**Work to complete:** Copy out all the records below, switching each "Description with numbered items" to "Description with labeled parts" and leaving everything else untouched.

## START

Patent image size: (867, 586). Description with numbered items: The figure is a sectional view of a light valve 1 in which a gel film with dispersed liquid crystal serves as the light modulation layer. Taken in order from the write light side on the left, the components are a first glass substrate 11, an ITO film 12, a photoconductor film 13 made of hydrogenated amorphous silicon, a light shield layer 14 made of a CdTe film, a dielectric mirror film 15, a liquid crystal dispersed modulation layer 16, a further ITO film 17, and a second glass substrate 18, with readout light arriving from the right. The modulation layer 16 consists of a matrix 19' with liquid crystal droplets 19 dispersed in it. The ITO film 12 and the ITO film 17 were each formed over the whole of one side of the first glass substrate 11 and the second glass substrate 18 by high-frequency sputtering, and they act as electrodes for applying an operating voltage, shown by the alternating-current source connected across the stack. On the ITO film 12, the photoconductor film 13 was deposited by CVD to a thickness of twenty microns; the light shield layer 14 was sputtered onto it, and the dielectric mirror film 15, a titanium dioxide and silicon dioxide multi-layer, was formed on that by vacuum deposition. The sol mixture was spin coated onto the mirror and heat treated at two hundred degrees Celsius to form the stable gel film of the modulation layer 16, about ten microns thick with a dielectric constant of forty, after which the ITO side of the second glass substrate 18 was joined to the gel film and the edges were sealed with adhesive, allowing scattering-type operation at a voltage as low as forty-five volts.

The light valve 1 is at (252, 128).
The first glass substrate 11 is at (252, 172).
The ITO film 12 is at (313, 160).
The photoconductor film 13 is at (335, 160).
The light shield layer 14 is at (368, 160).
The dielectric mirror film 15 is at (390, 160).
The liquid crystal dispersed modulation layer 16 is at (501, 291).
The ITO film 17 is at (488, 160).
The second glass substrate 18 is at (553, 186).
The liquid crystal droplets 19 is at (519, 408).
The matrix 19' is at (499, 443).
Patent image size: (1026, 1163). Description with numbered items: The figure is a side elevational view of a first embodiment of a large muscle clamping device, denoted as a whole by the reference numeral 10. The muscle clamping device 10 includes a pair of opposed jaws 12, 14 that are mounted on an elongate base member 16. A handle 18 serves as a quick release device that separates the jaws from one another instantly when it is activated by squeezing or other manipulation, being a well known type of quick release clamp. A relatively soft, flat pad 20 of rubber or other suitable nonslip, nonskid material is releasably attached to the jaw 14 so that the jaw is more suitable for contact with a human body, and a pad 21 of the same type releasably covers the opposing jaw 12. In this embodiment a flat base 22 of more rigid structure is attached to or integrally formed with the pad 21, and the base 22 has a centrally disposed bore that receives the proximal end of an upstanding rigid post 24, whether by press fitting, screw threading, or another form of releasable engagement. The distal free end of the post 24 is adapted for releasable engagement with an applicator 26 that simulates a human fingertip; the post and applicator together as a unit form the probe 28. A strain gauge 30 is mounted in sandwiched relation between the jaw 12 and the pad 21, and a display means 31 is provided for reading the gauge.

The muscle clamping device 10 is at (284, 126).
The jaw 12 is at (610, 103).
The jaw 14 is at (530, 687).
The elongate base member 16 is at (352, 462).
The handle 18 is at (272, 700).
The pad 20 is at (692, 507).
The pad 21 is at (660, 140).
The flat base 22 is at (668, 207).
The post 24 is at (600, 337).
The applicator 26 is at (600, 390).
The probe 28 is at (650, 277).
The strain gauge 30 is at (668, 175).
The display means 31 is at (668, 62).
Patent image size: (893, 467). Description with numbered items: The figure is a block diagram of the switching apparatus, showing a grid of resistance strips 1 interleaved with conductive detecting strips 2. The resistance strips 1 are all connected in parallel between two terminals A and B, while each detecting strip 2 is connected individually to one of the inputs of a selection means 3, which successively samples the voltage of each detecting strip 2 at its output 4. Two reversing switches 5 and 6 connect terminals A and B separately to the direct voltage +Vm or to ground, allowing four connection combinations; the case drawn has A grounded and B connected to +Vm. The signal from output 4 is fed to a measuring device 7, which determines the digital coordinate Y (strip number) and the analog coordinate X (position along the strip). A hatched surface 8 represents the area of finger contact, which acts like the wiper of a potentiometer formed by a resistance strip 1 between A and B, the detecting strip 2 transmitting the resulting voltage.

## END

**Task output:**
Patent image size: (867, 586). Description with labeled parts: The figure is a sectional view of a light valve 1 in which a gel film with dispersed liquid crystal serves as the light modulation layer. Taken in order from the write light side on the left, the components are a first glass substrate 11, an ITO film 12, a photoconductor film 13 made of hydrogenated amorphous silicon, a light shield layer 14 made of a CdTe film, a dielectric mirror film 15, a liquid crystal dispersed modulation layer 16, a further ITO film 17, and a second glass substrate 18, with readout light arriving from the right. The modulation layer 16 consists of a matrix 19' with liquid crystal droplets 19 dispersed in it. The ITO film 12 and the ITO film 17 were each formed over the whole of one side of the first glass substrate 11 and the second glass substrate 18 by high-frequency sputtering, and they act as electrodes for applying an operating voltage, shown by the alternating-current source connected across the stack. On the ITO film 12, the photoconductor film 13 was deposited by CVD to a thickness of twenty microns; the light shield layer 14 was sputtered onto it, and the dielectric mirror film 15, a titanium dioxide and silicon dioxide multi-layer, was formed on that by vacuum deposition. The sol mixture was spin coated onto the mirror and heat treated at two hundred degrees Celsius to form the stable gel film of the modulation layer 16, about ten microns thick with a dielectric constant of forty, after which the ITO side of the second glass substrate 18 was joined to the gel film and the edges were sealed with adhesive, allowing scattering-type operation at a voltage as low as forty-five volts.

The light valve 1 is at (252, 128).
The first glass substrate 11 is at (252, 172).
The ITO film 12 is at (313, 160).
The photoconductor film 13 is at (335, 160).
The light shield layer 14 is at (368, 160).
The dielectric mirror film 15 is at (390, 160).
The liquid crystal dispersed modulation layer 16 is at (501, 291).
The ITO film 17 is at (488, 160).
The second glass substrate 18 is at (553, 186).
The liquid crystal droplets 19 is at (519, 408).
The matrix 19' is at (499, 443).
Patent image size: (1026, 1163). Description with labeled parts: The figure is a side elevational view of a first embodiment of a large muscle clamping device, denoted as a whole by the reference numeral 10. The muscle clamping device 10 includes a pair of opposed jaws 12, 14 that are mounted on an elongate base member 16. A handle 18 serves as a quick release device that separates the jaws from one another instantly when it is activated by squeezing or other manipulation, being a well known type of quick release clamp. A relatively soft, flat pad 20 of rubber or other suitable nonslip, nonskid material is releasably attached to the jaw 14 so that the jaw is more suitable for contact with a human body, and a pad 21 of the same type releasably covers the opposing jaw 12. In this embodiment a flat base 22 of more rigid structure is attached to or integrally formed with the pad 21, and the base 22 has a centrally disposed bore that receives the proximal end of an upstanding rigid post 24, whether by press fitting, screw threading, or another form of releasable engagement. The distal free end of the post 24 is adapted for releasable engagement with an applicator 26 that simulates a human fingertip; the post and applicator together as a unit form the probe 28. A strain gauge 30 is mounted in sandwiched relation between the jaw 12 and the pad 21, and a display means 31 is provided for reading the gauge.

The muscle clamping device 10 is at (284, 126).
The jaw 12 is at (610, 103).
The jaw 14 is at (530, 687).
The elongate base member 16 is at (352, 462).
The handle 18 is at (272, 700).
The pad 20 is at (692, 507).
The pad 21 is at (660, 140).
The flat base 22 is at (668, 207).
The post 24 is at (600, 337).
The applicator 26 is at (600, 390).
The probe 28 is at (650, 277).
The strain gauge 30 is at (668, 175).
The display means 31 is at (668, 62).
Patent image size: (893, 467). Description with labeled parts: The figure is a block diagram of the switching apparatus, showing a grid of resistance strips 1 interleaved with conductive detecting strips 2. The resistance strips 1 are all connected in parallel between two terminals A and B, while each detecting strip 2 is connected individually to one of the inputs of a selection means 3, which successively samples the voltage of each detecting strip 2 at its output 4. Two reversing switches 5 and 6 connect terminals A and B separately to the direct voltage +Vm or to ground, allowing four connection combinations; the case drawn has A grounded and B connected to +Vm. The signal from output 4 is fed to a measuring device 7, which determines the digital coordinate Y (strip number) and the analog coordinate X (position along the strip). A hatched surface 8 represents the area of finger contact, which acts like the wiper of a potentiometer formed by a resistance strip 1 between A and B, the detecting strip 2 transmitting the resulting voltage.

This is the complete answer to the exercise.